# Start of ITEMS

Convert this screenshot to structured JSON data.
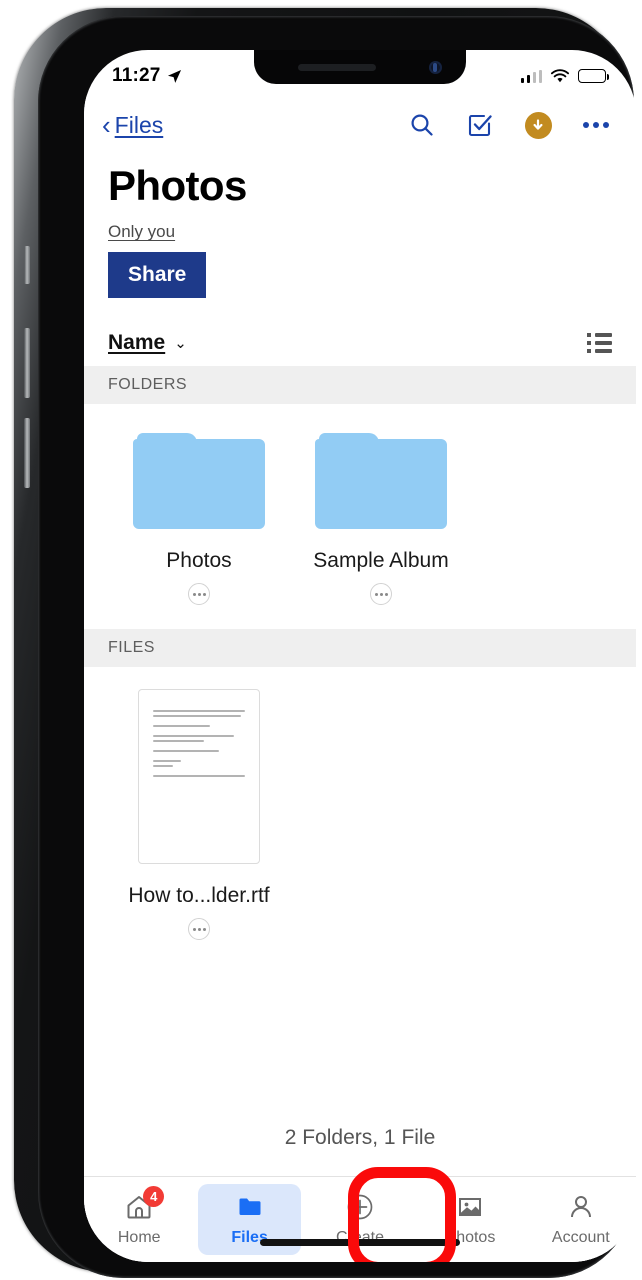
{
  "status_bar": {
    "time": "11:27",
    "location_icon": "location-arrow-icon",
    "signal_icon": "cellular-signal-icon",
    "wifi_icon": "wifi-icon",
    "battery_icon": "battery-full-icon"
  },
  "nav_bar": {
    "back_label": "Files",
    "back_chevron": "‹",
    "actions": [
      {
        "name": "search-icon",
        "label": "Search"
      },
      {
        "name": "select-checkbox-icon",
        "label": "Select"
      },
      {
        "name": "download-icon",
        "label": "Download"
      },
      {
        "name": "more-options-icon",
        "label": "More"
      }
    ],
    "colors": {
      "link": "#1b44ab",
      "download_badge": "#c28b20"
    }
  },
  "header": {
    "title": "Photos",
    "share_status": "Only you",
    "share_button": "Share",
    "share_button_color": "#1e3a8a"
  },
  "sort_bar": {
    "sort_label": "Name",
    "sort_chevron": "⌄",
    "view_toggle_icon": "list-view-icon"
  },
  "sections": [
    {
      "header": "FOLDERS",
      "items": [
        {
          "label": "Photos",
          "type": "folder",
          "more": "⋯"
        },
        {
          "label": "Sample Album",
          "type": "folder",
          "more": "⋯"
        }
      ]
    },
    {
      "header": "FILES",
      "items": [
        {
          "label": "How to...lder.rtf",
          "type": "document",
          "more": "⋯"
        }
      ]
    }
  ],
  "count_text": "2 Folders, 1 File",
  "tab_bar": {
    "tabs": [
      {
        "label": "Home",
        "icon": "home-icon",
        "active": false,
        "badge": "4"
      },
      {
        "label": "Files",
        "icon": "folder-icon",
        "active": true,
        "badge": ""
      },
      {
        "label": "Create",
        "icon": "plus-circle-icon",
        "active": false,
        "badge": ""
      },
      {
        "label": "Photos",
        "icon": "photo-icon",
        "active": false,
        "badge": ""
      },
      {
        "label": "Account",
        "icon": "person-icon",
        "active": false,
        "badge": ""
      }
    ],
    "active_color": "#1a6ef5",
    "badge_color": "#f23b35"
  },
  "annotation": {
    "target": "Create",
    "shape": "rounded-rectangle-outline",
    "color": "#fa0a0a"
  }
}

# End of ITEMS

**THE TASK:**
Pictures are excluded; repeat every record exactly.

**FULL OUTPUT:**
Convert this screenshot to structured JSON data.
{
  "status_bar": {
    "time": "11:27",
    "location_icon": "location-arrow-icon",
    "signal_icon": "cellular-signal-icon",
    "wifi_icon": "wifi-icon",
    "battery_icon": "battery-full-icon"
  },
  "nav_bar": {
    "back_label": "Files",
    "back_chevron": "‹",
    "actions": [
      {
        "name": "search-icon",
        "label": "Search"
      },
      {
        "name": "select-checkbox-icon",
        "label": "Select"
      },
      {
        "name": "download-icon",
        "label": "Download"
      },
      {
        "name": "more-options-icon",
        "label": "More"
      }
    ],
    "colors": {
      "link": "#1b44ab",
      "download_badge": "#c28b20"
    }
  },
  "header": {
    "title": "Photos",
    "share_status": "Only you",
    "share_button": "Share",
    "share_button_color": "#1e3a8a"
  },
  "sort_bar": {
    "sort_label": "Name",
    "sort_chevron": "⌄",
    "view_toggle_icon": "list-view-icon"
  },
  "sections": [
    {
      "header": "FOLDERS",
      "items": [
        {
          "label": "Photos",
          "type": "folder",
          "more": "⋯"
        },
        {
          "label": "Sample Album",
          "type": "folder",
          "more": "⋯"
        }
      ]
    },
    {
      "header": "FILES",
      "items": [
        {
          "label": "How to...lder.rtf",
          "type": "document",
          "more": "⋯"
        }
      ]
    }
  ],
  "count_text": "2 Folders, 1 File",
  "tab_bar": {
    "tabs": [
      {
        "label": "Home",
        "icon": "home-icon",
        "active": false,
        "badge": "4"
      },
      {
        "label": "Files",
        "icon": "folder-icon",
        "active": true,
        "badge": ""
      },
      {
        "label": "Create",
        "icon": "plus-circle-icon",
        "active": false,
        "badge": ""
      },
      {
        "label": "Photos",
        "icon": "photo-icon",
        "active": false,
        "badge": ""
      },
      {
        "label": "Account",
        "icon": "person-icon",
        "active": false,
        "badge": ""
      }
    ],
    "active_color": "#1a6ef5",
    "badge_color": "#f23b35"
  },
  "annotation": {
    "target": "Create",
    "shape": "rounded-rectangle-outline",
    "color": "#fa0a0a"
  }
}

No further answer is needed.